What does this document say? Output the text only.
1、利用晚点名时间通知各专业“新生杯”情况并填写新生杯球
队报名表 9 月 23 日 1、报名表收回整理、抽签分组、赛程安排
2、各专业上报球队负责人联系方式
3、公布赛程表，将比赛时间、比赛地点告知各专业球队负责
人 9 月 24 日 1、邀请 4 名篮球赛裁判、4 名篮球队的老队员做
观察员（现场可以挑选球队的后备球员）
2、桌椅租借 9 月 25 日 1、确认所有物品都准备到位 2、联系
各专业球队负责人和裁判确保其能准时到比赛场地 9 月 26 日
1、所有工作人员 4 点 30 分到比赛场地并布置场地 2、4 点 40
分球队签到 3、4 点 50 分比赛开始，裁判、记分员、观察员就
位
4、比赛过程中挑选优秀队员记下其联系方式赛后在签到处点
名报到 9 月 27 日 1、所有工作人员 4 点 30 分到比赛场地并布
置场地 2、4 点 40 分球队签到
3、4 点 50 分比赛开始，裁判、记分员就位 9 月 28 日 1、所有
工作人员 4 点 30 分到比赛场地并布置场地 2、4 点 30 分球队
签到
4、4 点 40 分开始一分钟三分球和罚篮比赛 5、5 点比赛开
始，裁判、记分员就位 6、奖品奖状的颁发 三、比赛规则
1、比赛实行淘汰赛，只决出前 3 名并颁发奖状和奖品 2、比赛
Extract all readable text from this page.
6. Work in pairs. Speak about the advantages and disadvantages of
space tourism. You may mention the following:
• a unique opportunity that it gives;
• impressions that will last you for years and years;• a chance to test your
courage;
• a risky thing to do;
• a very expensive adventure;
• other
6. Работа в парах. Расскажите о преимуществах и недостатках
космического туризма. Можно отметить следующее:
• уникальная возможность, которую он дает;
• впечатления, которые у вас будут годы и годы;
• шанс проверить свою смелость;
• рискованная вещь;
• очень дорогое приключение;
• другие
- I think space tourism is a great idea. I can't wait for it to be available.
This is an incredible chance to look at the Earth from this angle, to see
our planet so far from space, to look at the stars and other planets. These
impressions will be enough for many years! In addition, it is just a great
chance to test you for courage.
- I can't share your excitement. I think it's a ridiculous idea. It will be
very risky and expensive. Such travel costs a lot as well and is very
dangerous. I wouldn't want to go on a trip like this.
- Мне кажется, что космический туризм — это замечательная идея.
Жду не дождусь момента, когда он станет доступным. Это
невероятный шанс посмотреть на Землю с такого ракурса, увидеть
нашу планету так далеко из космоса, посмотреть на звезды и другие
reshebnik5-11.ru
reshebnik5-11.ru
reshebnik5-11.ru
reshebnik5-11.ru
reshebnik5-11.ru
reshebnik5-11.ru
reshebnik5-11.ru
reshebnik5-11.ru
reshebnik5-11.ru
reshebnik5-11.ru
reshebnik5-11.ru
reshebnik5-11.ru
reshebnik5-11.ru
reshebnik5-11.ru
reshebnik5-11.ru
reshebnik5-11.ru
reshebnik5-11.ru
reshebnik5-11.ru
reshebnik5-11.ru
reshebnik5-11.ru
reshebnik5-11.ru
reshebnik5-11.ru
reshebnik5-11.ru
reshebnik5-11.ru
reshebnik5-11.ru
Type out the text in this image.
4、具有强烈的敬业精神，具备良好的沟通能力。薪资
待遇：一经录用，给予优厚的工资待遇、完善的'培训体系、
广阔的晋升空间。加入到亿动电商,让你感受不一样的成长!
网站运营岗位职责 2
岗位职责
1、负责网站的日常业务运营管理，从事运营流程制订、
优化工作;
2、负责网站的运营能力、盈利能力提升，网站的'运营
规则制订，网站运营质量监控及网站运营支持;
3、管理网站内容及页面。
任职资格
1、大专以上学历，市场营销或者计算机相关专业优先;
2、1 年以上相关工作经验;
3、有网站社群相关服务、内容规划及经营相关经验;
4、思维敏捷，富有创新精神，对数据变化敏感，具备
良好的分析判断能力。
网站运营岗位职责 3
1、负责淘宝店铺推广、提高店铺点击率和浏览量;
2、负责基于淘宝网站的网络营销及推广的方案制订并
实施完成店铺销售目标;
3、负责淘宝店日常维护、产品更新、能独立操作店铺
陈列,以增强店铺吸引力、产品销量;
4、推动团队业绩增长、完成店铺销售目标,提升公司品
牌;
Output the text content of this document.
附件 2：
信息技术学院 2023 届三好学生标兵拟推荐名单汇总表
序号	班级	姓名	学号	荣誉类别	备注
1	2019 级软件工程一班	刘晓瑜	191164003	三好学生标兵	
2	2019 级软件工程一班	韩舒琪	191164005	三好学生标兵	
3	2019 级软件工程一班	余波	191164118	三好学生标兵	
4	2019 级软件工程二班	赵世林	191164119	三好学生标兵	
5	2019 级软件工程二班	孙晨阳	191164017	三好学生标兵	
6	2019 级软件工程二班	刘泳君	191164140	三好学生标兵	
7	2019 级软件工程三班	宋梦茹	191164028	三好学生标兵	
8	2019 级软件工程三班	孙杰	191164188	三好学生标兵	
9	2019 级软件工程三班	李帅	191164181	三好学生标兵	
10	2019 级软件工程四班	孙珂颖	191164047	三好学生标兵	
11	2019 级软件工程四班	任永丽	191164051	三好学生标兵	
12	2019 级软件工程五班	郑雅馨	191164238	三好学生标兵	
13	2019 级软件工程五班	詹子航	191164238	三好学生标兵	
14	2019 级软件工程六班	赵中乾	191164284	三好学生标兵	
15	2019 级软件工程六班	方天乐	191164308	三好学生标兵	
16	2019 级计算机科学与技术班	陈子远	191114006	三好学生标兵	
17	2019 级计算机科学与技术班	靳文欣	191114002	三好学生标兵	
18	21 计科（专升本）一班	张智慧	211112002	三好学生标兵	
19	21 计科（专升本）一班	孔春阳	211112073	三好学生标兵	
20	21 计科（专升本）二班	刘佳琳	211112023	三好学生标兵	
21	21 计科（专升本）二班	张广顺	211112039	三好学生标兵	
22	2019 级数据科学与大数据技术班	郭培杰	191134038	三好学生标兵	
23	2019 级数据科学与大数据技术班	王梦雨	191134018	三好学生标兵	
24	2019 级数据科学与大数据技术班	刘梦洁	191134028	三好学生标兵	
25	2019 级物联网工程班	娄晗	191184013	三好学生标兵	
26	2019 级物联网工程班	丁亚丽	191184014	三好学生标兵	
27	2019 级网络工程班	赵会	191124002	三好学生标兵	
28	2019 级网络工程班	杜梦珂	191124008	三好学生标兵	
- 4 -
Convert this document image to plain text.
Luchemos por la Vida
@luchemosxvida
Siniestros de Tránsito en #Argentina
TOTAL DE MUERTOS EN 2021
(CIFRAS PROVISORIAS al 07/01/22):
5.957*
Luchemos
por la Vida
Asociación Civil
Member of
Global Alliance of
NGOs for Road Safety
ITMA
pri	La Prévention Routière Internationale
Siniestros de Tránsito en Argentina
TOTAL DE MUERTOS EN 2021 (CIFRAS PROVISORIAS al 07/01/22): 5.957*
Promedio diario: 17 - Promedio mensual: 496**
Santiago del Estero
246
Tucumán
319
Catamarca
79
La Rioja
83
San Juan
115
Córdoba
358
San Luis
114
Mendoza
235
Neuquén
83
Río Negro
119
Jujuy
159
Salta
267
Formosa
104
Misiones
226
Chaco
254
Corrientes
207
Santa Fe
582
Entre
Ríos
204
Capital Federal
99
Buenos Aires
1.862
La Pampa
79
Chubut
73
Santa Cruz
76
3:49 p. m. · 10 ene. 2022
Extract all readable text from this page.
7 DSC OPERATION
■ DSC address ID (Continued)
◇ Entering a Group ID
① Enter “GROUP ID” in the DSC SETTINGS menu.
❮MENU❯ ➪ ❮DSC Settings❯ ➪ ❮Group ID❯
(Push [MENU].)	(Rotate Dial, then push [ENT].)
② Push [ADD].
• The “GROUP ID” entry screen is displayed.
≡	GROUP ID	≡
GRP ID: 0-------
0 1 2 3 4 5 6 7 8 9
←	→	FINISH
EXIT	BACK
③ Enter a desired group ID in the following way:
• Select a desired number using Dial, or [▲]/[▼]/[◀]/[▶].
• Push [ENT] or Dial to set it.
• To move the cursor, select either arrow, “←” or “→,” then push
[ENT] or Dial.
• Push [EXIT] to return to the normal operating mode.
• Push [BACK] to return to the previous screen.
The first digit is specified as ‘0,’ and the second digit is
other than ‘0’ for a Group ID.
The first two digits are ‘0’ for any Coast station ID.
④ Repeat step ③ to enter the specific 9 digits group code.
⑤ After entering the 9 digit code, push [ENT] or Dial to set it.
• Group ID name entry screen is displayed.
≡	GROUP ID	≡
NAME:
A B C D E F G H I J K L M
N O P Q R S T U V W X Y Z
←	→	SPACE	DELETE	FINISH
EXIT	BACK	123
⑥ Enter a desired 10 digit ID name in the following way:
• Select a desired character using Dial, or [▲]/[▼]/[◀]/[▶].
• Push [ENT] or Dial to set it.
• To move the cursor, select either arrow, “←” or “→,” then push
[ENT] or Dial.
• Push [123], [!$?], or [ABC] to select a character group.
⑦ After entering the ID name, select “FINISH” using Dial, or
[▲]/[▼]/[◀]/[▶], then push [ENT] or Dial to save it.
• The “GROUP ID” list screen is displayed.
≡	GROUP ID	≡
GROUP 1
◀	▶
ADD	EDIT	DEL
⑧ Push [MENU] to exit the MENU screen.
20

★ ★ ★

Which lines above contain the word "entry"? Copy each of them.

• The “GROUP ID” entry screen is displayed.
• Group ID name entry screen is displayed.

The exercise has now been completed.